- _What you need to do_
Give the number of lines holding the string "утвержденных" and nothing more.

***** Data for this task

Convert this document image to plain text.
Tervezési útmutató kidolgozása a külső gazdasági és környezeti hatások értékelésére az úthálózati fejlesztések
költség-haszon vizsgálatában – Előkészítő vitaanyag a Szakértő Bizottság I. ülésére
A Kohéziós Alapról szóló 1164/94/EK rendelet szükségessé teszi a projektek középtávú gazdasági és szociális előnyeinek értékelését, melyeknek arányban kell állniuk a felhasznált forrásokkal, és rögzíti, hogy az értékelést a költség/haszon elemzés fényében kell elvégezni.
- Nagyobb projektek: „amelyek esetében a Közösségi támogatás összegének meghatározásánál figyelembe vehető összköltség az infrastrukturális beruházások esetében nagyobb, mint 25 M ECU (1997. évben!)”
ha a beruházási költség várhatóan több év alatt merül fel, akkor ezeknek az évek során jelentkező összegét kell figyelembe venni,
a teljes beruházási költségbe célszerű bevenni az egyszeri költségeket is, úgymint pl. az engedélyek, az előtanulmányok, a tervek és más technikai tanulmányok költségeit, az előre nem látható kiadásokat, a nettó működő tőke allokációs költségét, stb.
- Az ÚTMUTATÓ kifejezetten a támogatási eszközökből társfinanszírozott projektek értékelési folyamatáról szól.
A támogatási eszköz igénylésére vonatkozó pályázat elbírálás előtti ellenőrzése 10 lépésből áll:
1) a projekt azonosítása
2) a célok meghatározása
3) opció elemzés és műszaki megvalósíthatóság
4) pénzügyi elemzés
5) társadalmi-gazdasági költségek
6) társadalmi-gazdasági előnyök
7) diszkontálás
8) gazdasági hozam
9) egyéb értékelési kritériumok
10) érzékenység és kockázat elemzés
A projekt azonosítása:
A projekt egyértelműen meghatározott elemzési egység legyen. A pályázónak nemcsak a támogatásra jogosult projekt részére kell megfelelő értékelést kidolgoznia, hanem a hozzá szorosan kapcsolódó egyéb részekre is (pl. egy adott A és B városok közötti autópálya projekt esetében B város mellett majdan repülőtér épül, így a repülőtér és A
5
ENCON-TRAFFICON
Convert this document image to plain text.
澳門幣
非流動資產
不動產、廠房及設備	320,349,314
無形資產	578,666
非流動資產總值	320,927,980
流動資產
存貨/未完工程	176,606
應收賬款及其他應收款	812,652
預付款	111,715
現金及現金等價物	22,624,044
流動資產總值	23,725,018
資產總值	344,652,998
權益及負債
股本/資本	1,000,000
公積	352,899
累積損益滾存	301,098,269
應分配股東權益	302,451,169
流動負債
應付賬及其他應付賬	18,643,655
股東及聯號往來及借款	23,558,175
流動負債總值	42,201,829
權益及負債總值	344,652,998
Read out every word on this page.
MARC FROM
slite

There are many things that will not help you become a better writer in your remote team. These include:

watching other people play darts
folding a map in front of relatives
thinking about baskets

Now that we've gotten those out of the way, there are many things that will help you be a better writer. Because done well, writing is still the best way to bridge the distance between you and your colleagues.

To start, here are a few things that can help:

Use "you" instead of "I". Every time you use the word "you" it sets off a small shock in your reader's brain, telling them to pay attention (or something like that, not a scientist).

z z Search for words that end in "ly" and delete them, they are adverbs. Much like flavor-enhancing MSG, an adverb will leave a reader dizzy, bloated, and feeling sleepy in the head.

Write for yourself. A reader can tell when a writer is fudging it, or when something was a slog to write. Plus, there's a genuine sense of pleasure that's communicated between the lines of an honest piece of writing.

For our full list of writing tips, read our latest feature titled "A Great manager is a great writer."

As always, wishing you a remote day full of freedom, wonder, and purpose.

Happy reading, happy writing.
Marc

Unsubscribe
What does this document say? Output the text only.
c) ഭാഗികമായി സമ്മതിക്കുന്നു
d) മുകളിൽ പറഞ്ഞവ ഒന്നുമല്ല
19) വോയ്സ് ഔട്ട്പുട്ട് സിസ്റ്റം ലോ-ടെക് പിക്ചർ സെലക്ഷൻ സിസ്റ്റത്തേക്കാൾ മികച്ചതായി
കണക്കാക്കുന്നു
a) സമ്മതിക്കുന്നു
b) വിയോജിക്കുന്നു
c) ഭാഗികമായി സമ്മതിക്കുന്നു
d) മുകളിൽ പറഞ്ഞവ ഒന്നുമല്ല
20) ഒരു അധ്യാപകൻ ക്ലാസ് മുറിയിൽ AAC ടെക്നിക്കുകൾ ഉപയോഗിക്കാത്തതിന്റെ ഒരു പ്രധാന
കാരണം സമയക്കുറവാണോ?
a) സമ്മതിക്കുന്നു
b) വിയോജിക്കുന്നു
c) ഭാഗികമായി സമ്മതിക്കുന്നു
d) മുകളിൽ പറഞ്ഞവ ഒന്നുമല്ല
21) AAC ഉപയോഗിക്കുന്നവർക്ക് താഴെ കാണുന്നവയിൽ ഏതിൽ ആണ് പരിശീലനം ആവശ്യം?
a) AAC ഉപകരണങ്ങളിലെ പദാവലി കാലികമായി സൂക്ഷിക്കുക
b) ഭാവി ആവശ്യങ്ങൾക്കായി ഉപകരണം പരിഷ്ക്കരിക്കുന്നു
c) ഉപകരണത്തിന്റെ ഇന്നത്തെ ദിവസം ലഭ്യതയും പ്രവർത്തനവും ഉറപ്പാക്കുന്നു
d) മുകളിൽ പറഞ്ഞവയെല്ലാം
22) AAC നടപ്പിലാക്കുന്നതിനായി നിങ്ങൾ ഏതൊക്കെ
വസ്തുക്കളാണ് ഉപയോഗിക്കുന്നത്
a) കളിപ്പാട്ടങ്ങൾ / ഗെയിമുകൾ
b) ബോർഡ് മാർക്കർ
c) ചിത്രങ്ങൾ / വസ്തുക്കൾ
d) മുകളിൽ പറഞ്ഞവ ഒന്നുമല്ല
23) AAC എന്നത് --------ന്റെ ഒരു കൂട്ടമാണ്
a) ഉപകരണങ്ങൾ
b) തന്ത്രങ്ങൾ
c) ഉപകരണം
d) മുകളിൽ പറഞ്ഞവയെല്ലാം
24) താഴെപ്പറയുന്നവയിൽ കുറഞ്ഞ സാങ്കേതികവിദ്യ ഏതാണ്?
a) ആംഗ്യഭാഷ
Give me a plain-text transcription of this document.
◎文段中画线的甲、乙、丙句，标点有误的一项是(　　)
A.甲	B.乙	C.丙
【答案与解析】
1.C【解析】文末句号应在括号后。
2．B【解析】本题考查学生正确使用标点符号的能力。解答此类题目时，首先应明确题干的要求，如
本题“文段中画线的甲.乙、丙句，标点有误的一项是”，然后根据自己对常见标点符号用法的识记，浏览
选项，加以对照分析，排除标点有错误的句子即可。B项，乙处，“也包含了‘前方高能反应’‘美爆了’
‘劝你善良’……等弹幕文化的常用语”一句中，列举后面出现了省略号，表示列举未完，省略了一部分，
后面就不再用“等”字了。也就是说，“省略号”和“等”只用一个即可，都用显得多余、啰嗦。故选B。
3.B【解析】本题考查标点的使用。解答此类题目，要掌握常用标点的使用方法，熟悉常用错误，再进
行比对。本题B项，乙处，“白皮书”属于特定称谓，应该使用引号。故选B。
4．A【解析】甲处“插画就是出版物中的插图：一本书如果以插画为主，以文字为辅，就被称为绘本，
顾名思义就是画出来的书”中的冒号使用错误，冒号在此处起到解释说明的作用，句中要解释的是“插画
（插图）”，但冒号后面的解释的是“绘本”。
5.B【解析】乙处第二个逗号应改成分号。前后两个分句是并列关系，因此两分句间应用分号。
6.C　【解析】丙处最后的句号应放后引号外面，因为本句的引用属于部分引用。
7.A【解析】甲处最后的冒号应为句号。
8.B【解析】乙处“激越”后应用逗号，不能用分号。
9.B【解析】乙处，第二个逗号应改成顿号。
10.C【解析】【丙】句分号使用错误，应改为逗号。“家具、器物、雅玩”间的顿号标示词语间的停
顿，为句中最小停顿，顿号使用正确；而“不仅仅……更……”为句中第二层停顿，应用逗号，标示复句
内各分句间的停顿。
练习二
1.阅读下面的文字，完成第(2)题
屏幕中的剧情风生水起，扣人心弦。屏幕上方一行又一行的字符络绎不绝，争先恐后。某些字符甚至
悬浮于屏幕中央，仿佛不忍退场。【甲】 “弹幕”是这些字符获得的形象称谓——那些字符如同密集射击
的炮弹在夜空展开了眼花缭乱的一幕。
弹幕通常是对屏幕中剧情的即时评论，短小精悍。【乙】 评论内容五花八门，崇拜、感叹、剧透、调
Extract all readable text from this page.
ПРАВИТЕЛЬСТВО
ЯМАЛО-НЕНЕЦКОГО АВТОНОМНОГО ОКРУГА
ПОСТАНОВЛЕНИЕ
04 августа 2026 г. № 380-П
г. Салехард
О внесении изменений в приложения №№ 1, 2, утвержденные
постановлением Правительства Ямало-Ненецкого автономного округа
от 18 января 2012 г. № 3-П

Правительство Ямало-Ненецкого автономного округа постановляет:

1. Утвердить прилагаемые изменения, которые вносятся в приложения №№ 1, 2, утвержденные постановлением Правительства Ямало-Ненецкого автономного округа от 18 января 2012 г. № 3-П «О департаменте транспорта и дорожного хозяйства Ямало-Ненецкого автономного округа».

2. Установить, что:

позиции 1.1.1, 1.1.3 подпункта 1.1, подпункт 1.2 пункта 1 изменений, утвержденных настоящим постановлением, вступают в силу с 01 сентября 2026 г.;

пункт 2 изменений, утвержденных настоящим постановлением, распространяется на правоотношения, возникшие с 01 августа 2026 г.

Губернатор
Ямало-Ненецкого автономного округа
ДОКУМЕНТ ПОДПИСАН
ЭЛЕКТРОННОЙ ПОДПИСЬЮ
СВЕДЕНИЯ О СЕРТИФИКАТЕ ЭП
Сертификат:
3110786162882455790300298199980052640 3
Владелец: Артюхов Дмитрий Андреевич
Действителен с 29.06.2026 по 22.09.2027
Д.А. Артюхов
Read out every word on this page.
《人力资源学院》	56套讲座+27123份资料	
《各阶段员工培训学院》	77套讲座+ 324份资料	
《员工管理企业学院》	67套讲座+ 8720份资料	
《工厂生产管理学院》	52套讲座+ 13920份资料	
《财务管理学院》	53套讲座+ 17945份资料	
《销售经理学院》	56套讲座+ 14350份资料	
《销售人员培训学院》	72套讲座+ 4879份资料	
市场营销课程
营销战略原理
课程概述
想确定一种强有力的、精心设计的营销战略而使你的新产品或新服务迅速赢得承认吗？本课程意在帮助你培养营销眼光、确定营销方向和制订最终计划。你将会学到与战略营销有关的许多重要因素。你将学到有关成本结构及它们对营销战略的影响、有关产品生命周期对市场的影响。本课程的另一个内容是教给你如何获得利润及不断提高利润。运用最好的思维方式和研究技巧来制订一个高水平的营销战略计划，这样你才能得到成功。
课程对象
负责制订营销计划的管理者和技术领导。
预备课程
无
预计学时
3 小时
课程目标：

**********

- _Completed task_
2